Find every line of the listing below where "JSON" appears, and copy it.
++++++++++++++++++++
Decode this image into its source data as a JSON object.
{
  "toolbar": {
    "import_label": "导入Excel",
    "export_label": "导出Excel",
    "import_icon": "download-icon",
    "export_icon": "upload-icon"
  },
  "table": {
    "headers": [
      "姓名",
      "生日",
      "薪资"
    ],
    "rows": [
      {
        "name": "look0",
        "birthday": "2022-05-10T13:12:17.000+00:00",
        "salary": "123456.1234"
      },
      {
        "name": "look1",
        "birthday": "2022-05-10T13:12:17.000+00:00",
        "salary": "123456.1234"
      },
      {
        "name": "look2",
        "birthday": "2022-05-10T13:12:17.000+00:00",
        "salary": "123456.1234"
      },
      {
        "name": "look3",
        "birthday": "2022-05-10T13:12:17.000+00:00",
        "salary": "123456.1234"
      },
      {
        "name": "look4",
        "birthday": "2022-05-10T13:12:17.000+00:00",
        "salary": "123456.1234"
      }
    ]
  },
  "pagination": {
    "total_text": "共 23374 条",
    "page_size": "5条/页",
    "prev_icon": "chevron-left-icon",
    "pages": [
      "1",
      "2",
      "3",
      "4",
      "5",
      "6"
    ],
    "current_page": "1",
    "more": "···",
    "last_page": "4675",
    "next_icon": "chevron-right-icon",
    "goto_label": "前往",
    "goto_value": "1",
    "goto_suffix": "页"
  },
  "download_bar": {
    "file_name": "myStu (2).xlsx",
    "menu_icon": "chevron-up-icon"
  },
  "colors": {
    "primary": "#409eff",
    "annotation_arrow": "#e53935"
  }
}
++++++++++++++++++++
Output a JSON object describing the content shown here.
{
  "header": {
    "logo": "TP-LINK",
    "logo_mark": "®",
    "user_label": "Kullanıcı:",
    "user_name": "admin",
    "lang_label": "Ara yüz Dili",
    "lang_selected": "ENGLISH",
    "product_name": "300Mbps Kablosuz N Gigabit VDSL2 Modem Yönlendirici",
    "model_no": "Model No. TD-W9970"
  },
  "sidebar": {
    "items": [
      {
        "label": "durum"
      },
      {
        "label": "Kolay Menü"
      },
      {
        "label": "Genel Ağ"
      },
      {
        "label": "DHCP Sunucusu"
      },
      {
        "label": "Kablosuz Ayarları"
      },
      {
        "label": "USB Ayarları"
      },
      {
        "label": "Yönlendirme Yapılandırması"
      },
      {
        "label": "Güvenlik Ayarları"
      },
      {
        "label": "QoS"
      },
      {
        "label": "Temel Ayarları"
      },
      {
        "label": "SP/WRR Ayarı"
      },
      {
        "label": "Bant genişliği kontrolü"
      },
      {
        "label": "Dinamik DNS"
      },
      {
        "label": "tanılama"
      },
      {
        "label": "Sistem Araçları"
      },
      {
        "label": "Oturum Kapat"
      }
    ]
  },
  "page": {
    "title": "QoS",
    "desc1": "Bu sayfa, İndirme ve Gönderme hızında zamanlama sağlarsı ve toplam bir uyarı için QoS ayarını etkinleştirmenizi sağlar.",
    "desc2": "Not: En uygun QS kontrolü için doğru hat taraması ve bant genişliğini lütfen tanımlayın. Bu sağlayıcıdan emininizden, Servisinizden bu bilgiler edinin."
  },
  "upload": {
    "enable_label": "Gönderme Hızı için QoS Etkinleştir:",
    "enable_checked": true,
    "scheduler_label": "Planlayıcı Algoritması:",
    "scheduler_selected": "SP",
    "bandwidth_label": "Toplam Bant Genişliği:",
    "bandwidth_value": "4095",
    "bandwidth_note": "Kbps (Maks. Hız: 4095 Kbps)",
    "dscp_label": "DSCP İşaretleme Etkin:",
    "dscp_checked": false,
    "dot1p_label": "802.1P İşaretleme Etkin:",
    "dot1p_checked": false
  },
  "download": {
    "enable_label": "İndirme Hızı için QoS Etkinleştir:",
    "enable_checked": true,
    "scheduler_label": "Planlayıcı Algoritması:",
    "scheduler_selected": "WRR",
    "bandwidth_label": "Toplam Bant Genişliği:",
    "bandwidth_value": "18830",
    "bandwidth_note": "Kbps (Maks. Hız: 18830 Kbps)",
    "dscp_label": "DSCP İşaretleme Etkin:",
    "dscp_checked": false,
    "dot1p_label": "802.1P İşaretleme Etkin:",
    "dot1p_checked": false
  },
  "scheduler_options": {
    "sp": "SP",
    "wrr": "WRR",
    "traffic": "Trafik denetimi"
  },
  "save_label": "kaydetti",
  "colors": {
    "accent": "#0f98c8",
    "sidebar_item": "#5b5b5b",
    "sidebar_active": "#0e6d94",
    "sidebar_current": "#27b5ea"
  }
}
++++++++++++++++++++
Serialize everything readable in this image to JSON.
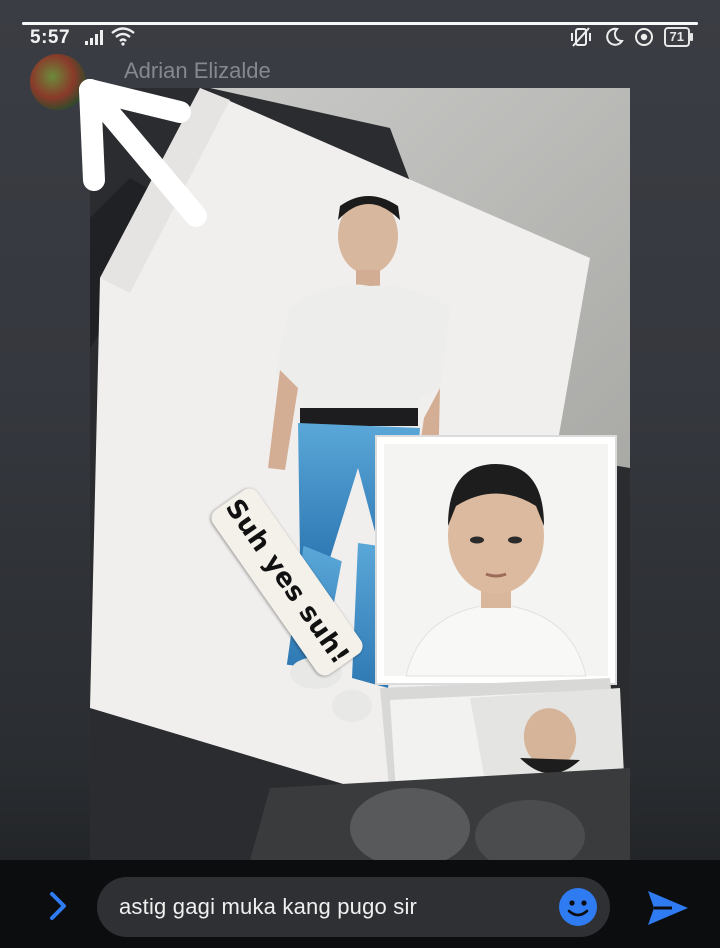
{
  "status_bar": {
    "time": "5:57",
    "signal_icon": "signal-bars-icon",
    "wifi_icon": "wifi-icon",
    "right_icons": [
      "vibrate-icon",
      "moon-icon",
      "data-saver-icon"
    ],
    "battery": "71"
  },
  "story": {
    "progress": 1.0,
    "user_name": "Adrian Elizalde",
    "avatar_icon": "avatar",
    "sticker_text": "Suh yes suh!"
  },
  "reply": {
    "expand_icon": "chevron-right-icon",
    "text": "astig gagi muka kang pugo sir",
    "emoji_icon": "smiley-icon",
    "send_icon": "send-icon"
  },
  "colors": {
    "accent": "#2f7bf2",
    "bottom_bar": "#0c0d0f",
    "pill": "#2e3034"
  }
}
++++++++++++++++++++
[THE REPLY]
Decode this image into its source data as a JSON object.
Output a JSON object describing the content shown here.
Serialize everything readable in this image to JSON.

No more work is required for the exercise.